> _Task to complete_
Extract each line where the string "this" shows up.

>> begin Dataset records

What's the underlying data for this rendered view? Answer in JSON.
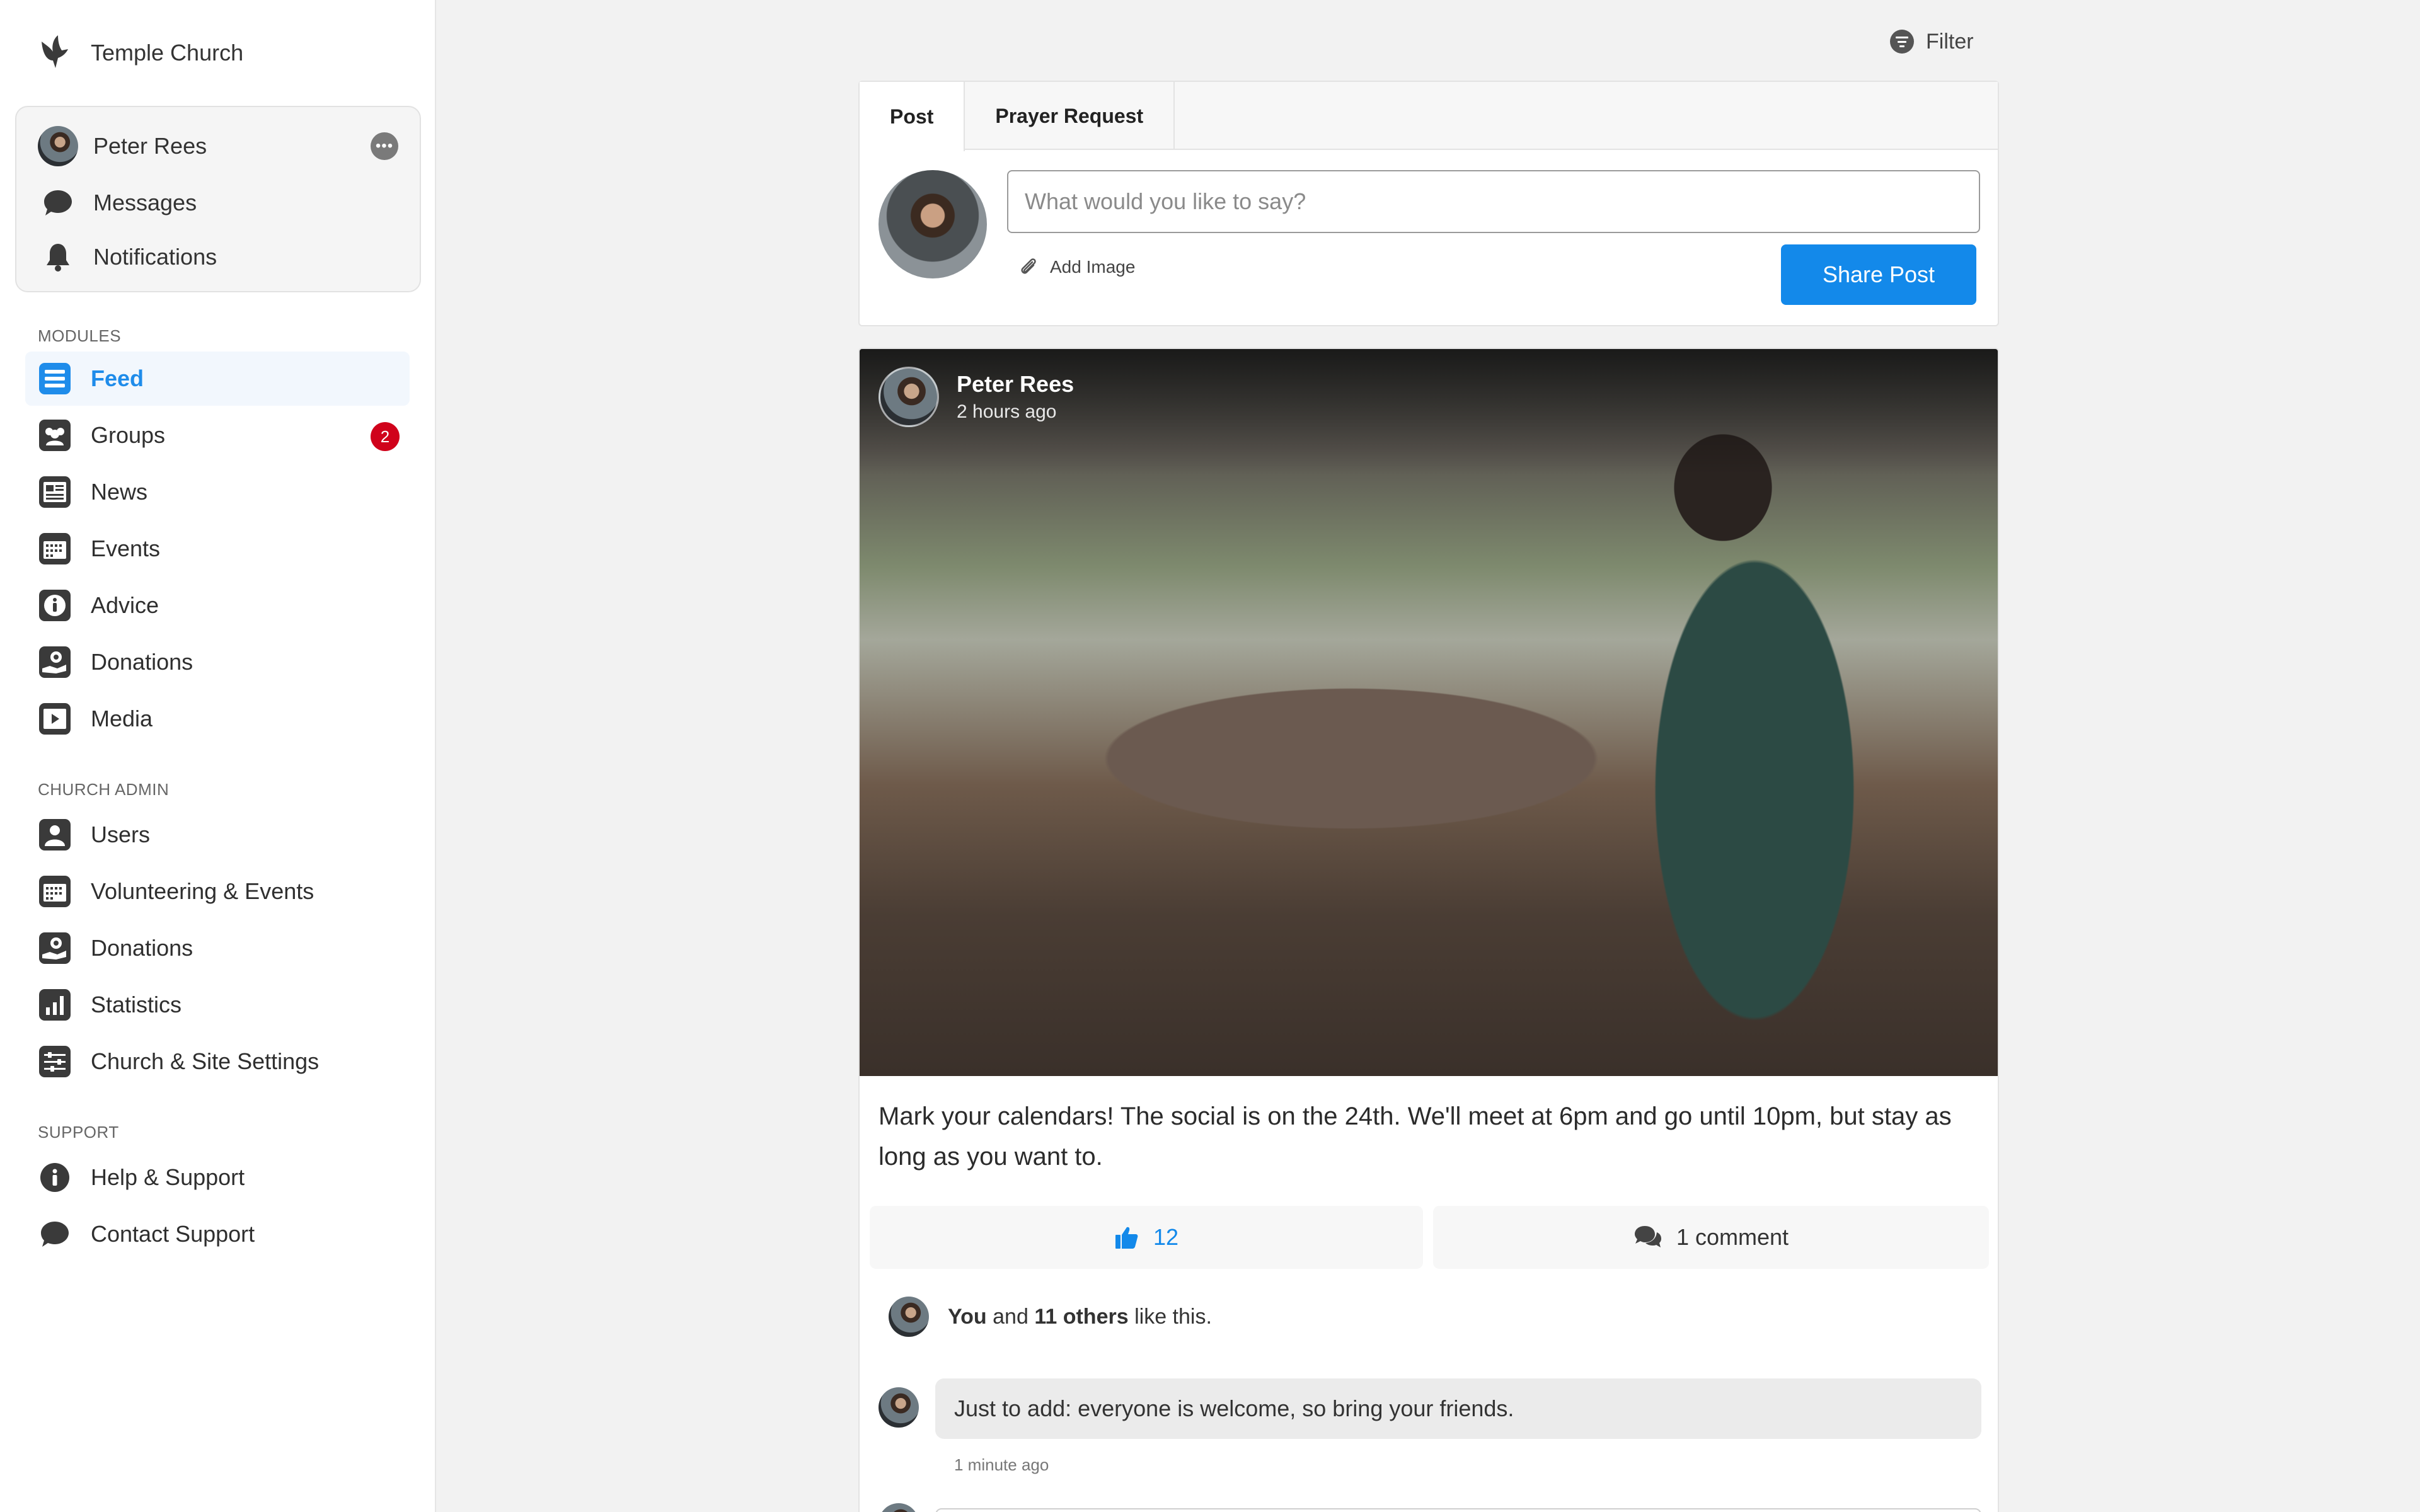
{
  "brand": {
    "name": "Temple Church"
  },
  "user_card": {
    "name": "Peter Rees",
    "more_label": "•••",
    "messages_label": "Messages",
    "notifications_label": "Notifications"
  },
  "modules": {
    "heading": "MODULES",
    "items": [
      {
        "label": "Feed",
        "icon": "feed-icon",
        "active": true
      },
      {
        "label": "Groups",
        "icon": "groups-icon",
        "badge": "2"
      },
      {
        "label": "News",
        "icon": "news-icon"
      },
      {
        "label": "Events",
        "icon": "calendar-icon"
      },
      {
        "label": "Advice",
        "icon": "info-icon"
      },
      {
        "label": "Donations",
        "icon": "donation-icon"
      },
      {
        "label": "Media",
        "icon": "media-icon"
      }
    ]
  },
  "church_admin": {
    "heading": "CHURCH ADMIN",
    "items": [
      {
        "label": "Users",
        "icon": "user-icon"
      },
      {
        "label": "Volunteering & Events",
        "icon": "calendar-icon"
      },
      {
        "label": "Donations",
        "icon": "donation-icon"
      },
      {
        "label": "Statistics",
        "icon": "statistics-icon"
      },
      {
        "label": "Church & Site Settings",
        "icon": "settings-sliders-icon"
      }
    ]
  },
  "support": {
    "heading": "SUPPORT",
    "items": [
      {
        "label": "Help & Support",
        "icon": "info-circle-icon"
      },
      {
        "label": "Contact Support",
        "icon": "chat-bubble-icon"
      }
    ]
  },
  "filter": {
    "label": "Filter"
  },
  "composer": {
    "tabs": [
      "Post",
      "Prayer Request"
    ],
    "active_tab": "Post",
    "placeholder": "What would you like to say?",
    "add_image_label": "Add Image",
    "share_label": "Share Post"
  },
  "post": {
    "author": "Peter Rees",
    "time": "2 hours ago",
    "text": "Mark your calendars! The social is on the 24th. We'll meet at 6pm and go until 10pm, but stay as long as you want to.",
    "like_count": "12",
    "comment_label": "1 comment",
    "likes_you": "You",
    "likes_and": " and ",
    "likes_others": "11 others",
    "likes_suffix": " like this.",
    "comment": {
      "text": "Just to add: everyone is welcome, so bring your friends.",
      "time": "1 minute ago"
    }
  },
  "colors": {
    "accent": "#1389ea",
    "badge": "#d0021b",
    "active_bg": "#f2f7fd",
    "sidebar_bg": "#ffffff",
    "page_bg": "#f2f2f2"
  }
}
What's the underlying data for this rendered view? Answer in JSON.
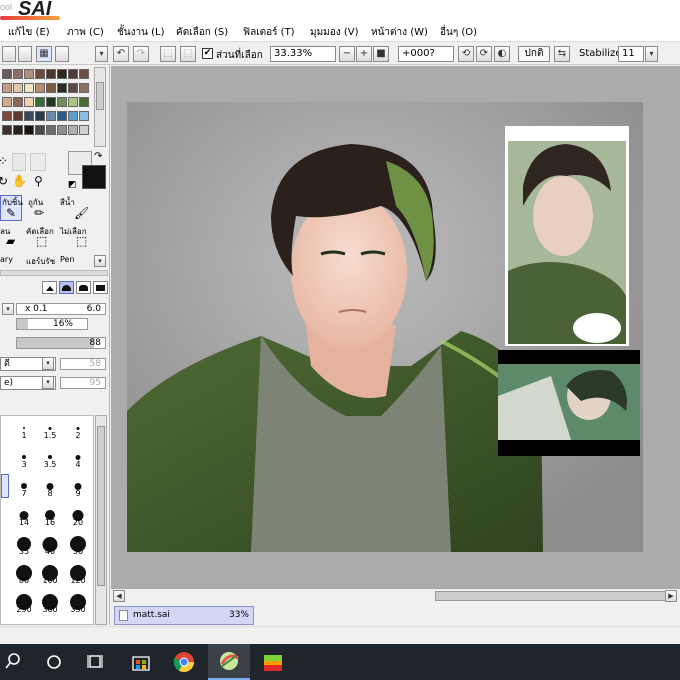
{
  "app": {
    "logo_small": "ool",
    "logo_big": "SAI"
  },
  "menu": {
    "items": [
      "แก้ไข (E)",
      "ภาพ (C)",
      "ชั้นงาน (L)",
      "คัดเลือก (S)",
      "ฟิลเตอร์ (T)",
      "มุมมอง (V)",
      "หน้าต่าง (W)",
      "อื่นๆ (O)"
    ]
  },
  "toolbar": {
    "selection_checkbox_checked": true,
    "show_selection_label": "ส่วนที่เลือก",
    "zoom_value": "33.33%",
    "rotation_value": "+000?",
    "mode_value": "ปกติ",
    "stabilize_label": "Stabilize",
    "stabilize_value": "11",
    "undo_icon": "undo-icon",
    "redo_icon": "redo-icon"
  },
  "color_panel": {
    "swatches": [
      [
        "#6b5a58",
        "#8c6f64",
        "#b08f7a",
        "#6c4a3f",
        "#4a3530",
        "#2f2622",
        "#4f3b35",
        "#6a4c43"
      ],
      [
        "#c79d82",
        "#e1c4a8",
        "#f6e4c8",
        "#b88d6a",
        "#7c5b46",
        "#2a2a2a",
        "#5d4a41",
        "#89705f"
      ],
      [
        "#d2aa8c",
        "#8a6a55",
        "#f0d4a8",
        "#3a6a3a",
        "#1e3a1e",
        "#6f8f56",
        "#a7c77a",
        "#496b2e"
      ],
      [
        "#7a4a3a",
        "#5e3a2e",
        "#3b4b5a",
        "#2a3a4a",
        "#6a8aaa",
        "#2e5c8a",
        "#5aa0c8",
        "#8fbde0"
      ],
      [
        "#3d2f2a",
        "#2b201c",
        "#1a1410",
        "#4a4a4a",
        "#6d6d6d",
        "#8e8e8e",
        "#b0b0b0",
        "#d0d0d0"
      ]
    ],
    "primary_color": "#111111",
    "secondary_color": "#ebebeb"
  },
  "tools": {
    "row1": [
      "กับชิ้น",
      "ถูกัน",
      "สีน้ำ"
    ],
    "row2": [
      "ลน",
      "คัดเลือก",
      "ไม่เลือก"
    ],
    "row3": [
      "ary",
      "แฮร์บรัช",
      "Pen"
    ]
  },
  "brush_settings": {
    "size_multiplier": "x 0.1",
    "size_value": "6.0",
    "min_size_value": "16%",
    "min_size_level": 0.16,
    "density_value": "88",
    "density_level": 0.88,
    "blend_label": "ดี",
    "blend_value": "58",
    "texture_label": "e)",
    "texture_value": "95"
  },
  "brush_sizes": {
    "labels": [
      "1",
      "1.5",
      "2",
      "3",
      "3.5",
      "4",
      "7",
      "8",
      "9",
      "14",
      "16",
      "20",
      "35",
      "40",
      "50",
      "80",
      "100",
      "120",
      "250",
      "300",
      "350"
    ]
  },
  "document": {
    "tab_name": "matt.sai",
    "tab_zoom": "33%"
  },
  "taskbar": {
    "icons": [
      "search-icon",
      "cortana-icon",
      "task-view-icon",
      "store-icon",
      "chrome-icon",
      "paint-tool-sai-icon",
      "bluestacks-icon"
    ]
  }
}
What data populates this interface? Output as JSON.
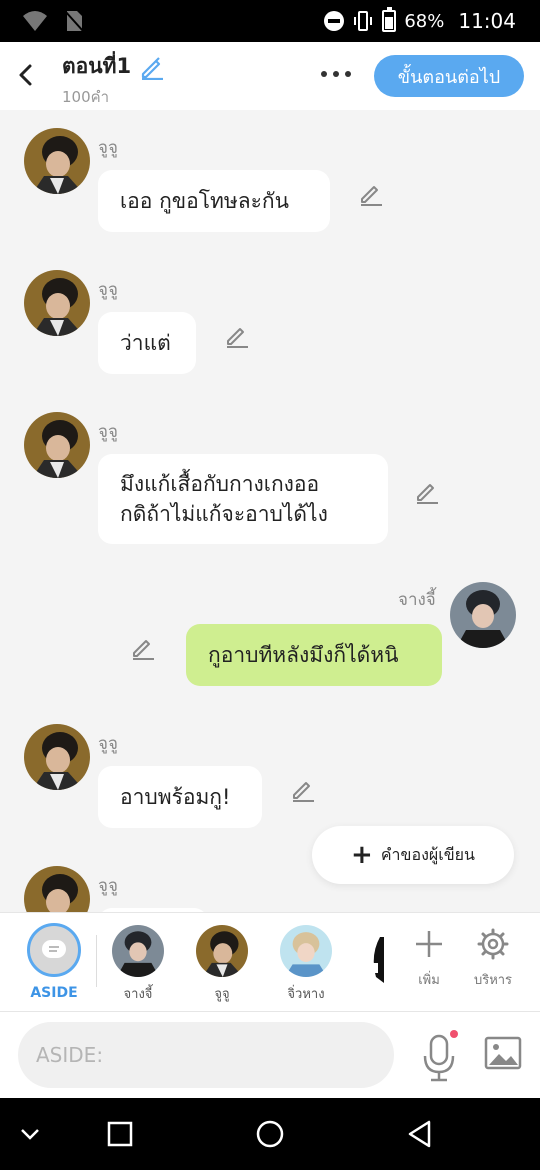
{
  "status_bar": {
    "battery": "68%",
    "time": "11:04"
  },
  "header": {
    "title": "ตอนที่1",
    "subtitle": "100คำ",
    "next_label": "ขั้นตอนต่อไป"
  },
  "messages": [
    {
      "sender": "จูจู",
      "text": "เออ กูขอโทษละกัน",
      "from_me": false
    },
    {
      "sender": "จูจู",
      "text": "ว่าแต่",
      "from_me": false
    },
    {
      "sender": "จูจู",
      "text": "มึงแก้เสื้อกับกางเกงออ\nกดิถ้าไม่แก้จะอาบได้ไง",
      "from_me": false
    },
    {
      "sender": "จางจี้",
      "text": "กูอาบทีหลังมึงก็ได้หนิ",
      "from_me": true
    },
    {
      "sender": "จูจู",
      "text": "อาบพร้อมกู!",
      "from_me": false
    },
    {
      "sender": "จูจู",
      "text": "",
      "from_me": false
    }
  ],
  "fab": {
    "label": "คำของผู้เขียน"
  },
  "character_bar": {
    "aside_label": "ASIDE",
    "characters": [
      {
        "name": "จางจี้"
      },
      {
        "name": "จูจู"
      },
      {
        "name": "จิ่วหาง"
      }
    ],
    "add_label": "เพิ่ม",
    "manage_label": "บริหาร"
  },
  "input": {
    "placeholder": "ASIDE:"
  },
  "colors": {
    "accent": "#5aa9f0",
    "my_bubble": "#cfee90",
    "other_bubble": "#ffffff",
    "background": "#f4f4f4"
  }
}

>> end Dataset records

> _Exercise response_
What's the underlying data for this rendered view? Answer in JSON.
    "likes_suffix": " like this.",
What's the underlying data for this rendered view? Answer in JSON.
What data populates this interface? Output as JSON.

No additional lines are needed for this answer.